Spot each line in the records below where the word "with" occurs, then copy it.
>> begin Extracted information
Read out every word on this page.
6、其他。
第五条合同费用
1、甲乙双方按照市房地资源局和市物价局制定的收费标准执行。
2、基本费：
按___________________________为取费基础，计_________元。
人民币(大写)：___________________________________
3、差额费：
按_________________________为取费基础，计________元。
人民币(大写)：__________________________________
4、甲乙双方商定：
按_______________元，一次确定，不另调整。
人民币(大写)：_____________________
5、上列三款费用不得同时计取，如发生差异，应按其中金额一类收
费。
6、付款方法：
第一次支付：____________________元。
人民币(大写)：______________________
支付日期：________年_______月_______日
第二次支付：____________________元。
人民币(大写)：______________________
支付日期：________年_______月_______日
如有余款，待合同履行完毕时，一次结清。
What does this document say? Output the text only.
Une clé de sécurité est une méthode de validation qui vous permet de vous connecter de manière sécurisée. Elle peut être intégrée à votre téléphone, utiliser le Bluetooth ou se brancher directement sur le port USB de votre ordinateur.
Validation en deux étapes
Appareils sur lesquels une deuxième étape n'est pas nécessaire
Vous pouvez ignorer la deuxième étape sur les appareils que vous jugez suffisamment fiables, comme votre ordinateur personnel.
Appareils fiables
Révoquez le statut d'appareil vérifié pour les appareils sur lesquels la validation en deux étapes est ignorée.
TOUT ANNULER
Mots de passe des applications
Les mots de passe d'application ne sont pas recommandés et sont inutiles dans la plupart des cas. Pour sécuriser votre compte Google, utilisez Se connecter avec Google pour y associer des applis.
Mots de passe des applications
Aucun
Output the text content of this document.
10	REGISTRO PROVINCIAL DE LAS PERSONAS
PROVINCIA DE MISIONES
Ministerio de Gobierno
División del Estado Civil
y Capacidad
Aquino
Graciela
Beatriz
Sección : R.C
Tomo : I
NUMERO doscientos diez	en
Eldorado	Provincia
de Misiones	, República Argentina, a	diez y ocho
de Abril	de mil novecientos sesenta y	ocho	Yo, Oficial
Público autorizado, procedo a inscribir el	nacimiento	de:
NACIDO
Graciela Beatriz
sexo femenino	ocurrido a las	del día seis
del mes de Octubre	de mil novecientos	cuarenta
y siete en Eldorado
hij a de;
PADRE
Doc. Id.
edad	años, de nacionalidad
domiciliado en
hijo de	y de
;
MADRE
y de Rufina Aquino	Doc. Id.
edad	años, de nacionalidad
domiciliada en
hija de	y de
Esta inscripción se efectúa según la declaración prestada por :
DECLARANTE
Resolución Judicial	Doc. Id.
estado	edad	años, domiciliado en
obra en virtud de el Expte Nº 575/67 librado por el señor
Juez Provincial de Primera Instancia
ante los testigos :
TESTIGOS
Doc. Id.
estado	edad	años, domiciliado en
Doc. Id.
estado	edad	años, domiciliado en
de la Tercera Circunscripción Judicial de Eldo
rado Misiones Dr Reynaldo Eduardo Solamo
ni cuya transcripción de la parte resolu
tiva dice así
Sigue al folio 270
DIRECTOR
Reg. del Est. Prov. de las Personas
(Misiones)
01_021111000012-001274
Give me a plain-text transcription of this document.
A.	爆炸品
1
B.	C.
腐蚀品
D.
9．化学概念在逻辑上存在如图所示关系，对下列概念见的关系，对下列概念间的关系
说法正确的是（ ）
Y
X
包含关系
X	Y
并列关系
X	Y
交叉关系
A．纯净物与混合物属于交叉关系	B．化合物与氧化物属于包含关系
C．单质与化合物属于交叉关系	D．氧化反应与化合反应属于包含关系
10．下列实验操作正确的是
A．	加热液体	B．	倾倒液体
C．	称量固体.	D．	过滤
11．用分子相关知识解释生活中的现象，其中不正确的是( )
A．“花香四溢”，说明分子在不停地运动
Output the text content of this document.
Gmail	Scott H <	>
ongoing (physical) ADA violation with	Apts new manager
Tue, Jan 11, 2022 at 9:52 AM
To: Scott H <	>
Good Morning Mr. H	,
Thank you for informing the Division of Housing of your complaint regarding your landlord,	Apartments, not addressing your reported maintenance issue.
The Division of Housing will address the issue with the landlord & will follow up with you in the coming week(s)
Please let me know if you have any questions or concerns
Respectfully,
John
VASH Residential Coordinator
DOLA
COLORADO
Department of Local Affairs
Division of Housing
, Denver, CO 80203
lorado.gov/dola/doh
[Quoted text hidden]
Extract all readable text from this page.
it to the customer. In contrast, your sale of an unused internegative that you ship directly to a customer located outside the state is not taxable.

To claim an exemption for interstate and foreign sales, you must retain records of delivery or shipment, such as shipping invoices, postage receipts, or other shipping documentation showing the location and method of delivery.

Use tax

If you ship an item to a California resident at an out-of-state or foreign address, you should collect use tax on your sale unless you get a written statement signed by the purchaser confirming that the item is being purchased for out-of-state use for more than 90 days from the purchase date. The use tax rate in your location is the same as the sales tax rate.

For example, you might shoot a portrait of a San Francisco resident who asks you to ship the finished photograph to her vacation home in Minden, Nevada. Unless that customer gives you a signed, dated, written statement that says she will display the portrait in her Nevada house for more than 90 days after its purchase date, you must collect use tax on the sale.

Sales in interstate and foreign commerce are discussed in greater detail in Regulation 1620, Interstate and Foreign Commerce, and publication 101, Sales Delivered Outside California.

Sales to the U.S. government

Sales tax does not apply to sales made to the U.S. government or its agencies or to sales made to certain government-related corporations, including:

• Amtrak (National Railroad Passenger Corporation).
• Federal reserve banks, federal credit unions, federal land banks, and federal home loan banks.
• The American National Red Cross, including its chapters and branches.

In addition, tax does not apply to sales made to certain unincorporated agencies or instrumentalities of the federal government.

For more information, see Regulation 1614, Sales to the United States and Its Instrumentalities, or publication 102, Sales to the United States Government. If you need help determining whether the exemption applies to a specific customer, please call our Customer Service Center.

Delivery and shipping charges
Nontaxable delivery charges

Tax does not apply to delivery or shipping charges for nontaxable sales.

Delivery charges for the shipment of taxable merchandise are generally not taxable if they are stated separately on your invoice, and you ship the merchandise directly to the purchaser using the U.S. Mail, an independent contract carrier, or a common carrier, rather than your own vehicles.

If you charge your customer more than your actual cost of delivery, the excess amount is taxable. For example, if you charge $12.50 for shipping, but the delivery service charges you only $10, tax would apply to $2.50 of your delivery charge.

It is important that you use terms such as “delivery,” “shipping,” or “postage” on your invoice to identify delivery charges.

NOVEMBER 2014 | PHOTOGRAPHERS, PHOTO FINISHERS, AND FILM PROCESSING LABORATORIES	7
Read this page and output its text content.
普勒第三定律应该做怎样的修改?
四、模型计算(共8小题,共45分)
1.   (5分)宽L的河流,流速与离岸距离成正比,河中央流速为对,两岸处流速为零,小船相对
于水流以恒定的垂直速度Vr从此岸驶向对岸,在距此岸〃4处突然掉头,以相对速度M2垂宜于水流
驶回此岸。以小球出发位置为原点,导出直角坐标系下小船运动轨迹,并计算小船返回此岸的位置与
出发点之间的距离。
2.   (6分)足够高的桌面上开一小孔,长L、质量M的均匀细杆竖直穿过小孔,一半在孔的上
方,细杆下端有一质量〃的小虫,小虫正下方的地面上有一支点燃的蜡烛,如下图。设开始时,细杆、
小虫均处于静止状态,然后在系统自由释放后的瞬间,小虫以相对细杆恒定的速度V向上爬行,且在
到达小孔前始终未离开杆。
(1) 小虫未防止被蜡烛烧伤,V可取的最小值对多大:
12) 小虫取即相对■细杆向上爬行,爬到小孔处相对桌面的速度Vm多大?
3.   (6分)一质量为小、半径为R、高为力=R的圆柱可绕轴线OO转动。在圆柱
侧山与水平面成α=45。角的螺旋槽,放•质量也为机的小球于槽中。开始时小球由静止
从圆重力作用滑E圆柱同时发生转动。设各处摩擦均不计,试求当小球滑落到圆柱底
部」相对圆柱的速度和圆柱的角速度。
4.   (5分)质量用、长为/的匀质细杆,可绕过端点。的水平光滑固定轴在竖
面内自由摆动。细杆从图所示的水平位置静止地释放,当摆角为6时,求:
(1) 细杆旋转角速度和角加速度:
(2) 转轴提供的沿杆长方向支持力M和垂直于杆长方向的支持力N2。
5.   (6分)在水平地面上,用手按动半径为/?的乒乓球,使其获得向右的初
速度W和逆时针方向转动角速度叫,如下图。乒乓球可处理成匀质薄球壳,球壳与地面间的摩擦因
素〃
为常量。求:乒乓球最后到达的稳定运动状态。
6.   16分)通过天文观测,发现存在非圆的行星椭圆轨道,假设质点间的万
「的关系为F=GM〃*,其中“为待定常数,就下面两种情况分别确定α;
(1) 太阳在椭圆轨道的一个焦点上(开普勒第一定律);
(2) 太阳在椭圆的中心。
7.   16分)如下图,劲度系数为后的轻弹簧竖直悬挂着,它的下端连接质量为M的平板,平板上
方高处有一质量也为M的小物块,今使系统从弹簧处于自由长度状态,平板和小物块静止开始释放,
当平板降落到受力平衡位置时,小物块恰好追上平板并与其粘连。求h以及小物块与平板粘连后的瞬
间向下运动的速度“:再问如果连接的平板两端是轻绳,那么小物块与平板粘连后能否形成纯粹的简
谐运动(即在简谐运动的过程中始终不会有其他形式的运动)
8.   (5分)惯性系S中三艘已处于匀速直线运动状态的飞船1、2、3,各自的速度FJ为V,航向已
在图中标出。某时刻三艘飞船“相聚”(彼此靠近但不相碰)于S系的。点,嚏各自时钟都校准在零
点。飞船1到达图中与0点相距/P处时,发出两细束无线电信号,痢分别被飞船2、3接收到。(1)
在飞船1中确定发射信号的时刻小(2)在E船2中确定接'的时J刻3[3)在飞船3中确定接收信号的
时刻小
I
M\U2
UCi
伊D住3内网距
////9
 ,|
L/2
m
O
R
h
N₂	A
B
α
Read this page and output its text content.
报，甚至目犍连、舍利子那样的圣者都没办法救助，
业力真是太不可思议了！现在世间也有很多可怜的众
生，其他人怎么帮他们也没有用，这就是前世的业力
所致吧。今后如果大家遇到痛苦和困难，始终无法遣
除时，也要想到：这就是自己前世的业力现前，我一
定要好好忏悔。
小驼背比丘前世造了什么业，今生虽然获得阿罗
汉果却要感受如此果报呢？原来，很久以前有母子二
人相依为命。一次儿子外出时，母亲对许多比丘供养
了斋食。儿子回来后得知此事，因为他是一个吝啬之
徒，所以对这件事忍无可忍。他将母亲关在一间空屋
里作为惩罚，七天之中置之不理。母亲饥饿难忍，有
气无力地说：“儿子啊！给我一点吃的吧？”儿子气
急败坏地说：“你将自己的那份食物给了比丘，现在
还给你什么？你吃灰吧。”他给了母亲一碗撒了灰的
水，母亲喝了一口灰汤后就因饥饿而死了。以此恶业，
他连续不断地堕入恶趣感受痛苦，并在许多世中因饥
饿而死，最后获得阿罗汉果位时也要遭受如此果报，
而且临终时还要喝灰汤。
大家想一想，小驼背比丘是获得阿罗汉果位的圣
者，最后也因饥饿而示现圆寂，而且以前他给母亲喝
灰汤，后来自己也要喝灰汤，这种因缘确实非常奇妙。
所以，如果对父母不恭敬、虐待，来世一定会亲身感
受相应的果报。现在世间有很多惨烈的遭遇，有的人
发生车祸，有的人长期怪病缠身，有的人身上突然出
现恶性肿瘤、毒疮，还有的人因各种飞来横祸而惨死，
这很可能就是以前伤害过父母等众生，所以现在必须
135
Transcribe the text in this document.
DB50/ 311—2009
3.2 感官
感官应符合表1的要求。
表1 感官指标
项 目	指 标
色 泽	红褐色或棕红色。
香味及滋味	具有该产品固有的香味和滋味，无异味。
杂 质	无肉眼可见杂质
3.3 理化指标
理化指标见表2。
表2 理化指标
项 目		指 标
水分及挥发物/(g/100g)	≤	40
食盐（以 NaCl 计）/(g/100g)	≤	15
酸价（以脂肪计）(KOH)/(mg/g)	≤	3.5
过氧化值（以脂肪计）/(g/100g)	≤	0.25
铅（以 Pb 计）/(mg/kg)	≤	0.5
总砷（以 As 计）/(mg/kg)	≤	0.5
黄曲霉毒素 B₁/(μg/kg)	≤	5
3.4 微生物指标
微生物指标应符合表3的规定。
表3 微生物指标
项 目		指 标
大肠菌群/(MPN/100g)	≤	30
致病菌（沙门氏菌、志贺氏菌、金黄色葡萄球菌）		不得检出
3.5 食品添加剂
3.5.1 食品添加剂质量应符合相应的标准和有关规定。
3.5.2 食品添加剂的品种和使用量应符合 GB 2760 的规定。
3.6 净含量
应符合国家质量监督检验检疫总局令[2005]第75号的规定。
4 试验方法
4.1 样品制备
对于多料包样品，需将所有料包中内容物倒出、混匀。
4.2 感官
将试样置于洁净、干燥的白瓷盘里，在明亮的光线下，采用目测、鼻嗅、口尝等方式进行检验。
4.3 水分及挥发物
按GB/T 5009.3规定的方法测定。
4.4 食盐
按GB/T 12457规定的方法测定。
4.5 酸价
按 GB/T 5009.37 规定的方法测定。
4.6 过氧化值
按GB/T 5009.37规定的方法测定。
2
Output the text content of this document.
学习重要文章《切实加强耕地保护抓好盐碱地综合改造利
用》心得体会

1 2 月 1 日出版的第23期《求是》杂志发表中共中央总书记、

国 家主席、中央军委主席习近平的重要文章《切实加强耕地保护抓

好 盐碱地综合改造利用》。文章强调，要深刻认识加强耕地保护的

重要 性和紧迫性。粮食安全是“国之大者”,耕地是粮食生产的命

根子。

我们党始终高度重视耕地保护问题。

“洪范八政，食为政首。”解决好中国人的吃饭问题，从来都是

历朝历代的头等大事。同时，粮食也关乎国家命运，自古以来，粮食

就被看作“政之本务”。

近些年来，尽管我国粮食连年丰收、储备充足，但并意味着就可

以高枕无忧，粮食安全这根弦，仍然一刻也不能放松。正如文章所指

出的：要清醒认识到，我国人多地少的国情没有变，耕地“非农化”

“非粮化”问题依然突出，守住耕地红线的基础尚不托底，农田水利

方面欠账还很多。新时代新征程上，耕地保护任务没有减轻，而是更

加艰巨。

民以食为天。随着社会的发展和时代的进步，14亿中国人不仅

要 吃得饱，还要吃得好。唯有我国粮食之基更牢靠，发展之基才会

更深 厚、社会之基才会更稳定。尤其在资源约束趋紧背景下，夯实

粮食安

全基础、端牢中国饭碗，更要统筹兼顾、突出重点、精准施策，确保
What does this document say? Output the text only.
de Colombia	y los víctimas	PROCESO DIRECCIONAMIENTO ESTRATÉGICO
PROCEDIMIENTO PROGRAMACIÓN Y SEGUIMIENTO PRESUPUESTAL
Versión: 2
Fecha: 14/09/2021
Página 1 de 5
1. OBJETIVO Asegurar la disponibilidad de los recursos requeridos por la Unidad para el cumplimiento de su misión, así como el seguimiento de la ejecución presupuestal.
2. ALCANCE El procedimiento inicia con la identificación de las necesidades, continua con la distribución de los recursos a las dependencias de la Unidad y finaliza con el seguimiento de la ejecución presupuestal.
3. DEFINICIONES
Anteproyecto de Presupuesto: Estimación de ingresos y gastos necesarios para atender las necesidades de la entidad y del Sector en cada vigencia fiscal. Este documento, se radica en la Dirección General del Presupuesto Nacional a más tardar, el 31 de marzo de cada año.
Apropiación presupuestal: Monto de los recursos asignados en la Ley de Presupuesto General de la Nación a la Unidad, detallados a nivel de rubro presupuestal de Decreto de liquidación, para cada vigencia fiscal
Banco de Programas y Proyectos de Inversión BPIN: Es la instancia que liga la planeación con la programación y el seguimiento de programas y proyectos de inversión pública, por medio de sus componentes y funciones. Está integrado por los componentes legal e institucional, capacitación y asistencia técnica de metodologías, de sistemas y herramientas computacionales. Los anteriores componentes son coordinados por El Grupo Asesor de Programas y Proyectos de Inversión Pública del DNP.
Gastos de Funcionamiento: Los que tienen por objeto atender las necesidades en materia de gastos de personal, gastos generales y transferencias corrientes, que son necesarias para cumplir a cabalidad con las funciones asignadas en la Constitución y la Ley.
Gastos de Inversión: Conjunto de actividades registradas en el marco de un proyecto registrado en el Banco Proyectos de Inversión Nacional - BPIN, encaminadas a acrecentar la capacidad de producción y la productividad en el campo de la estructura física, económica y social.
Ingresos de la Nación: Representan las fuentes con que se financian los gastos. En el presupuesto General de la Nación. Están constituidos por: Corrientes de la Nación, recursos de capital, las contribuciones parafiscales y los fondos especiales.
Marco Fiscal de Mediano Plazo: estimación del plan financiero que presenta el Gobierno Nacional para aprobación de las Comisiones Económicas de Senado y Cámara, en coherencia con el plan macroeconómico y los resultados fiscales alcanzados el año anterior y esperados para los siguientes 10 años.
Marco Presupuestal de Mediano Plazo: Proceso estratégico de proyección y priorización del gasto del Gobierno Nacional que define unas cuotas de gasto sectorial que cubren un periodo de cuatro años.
>> end Extracted information
Task solution>
ongoing (physical) ADA violation with	Apts new manager
The Division of Housing will address the issue with the landlord & will follow up with you in the coming week(s)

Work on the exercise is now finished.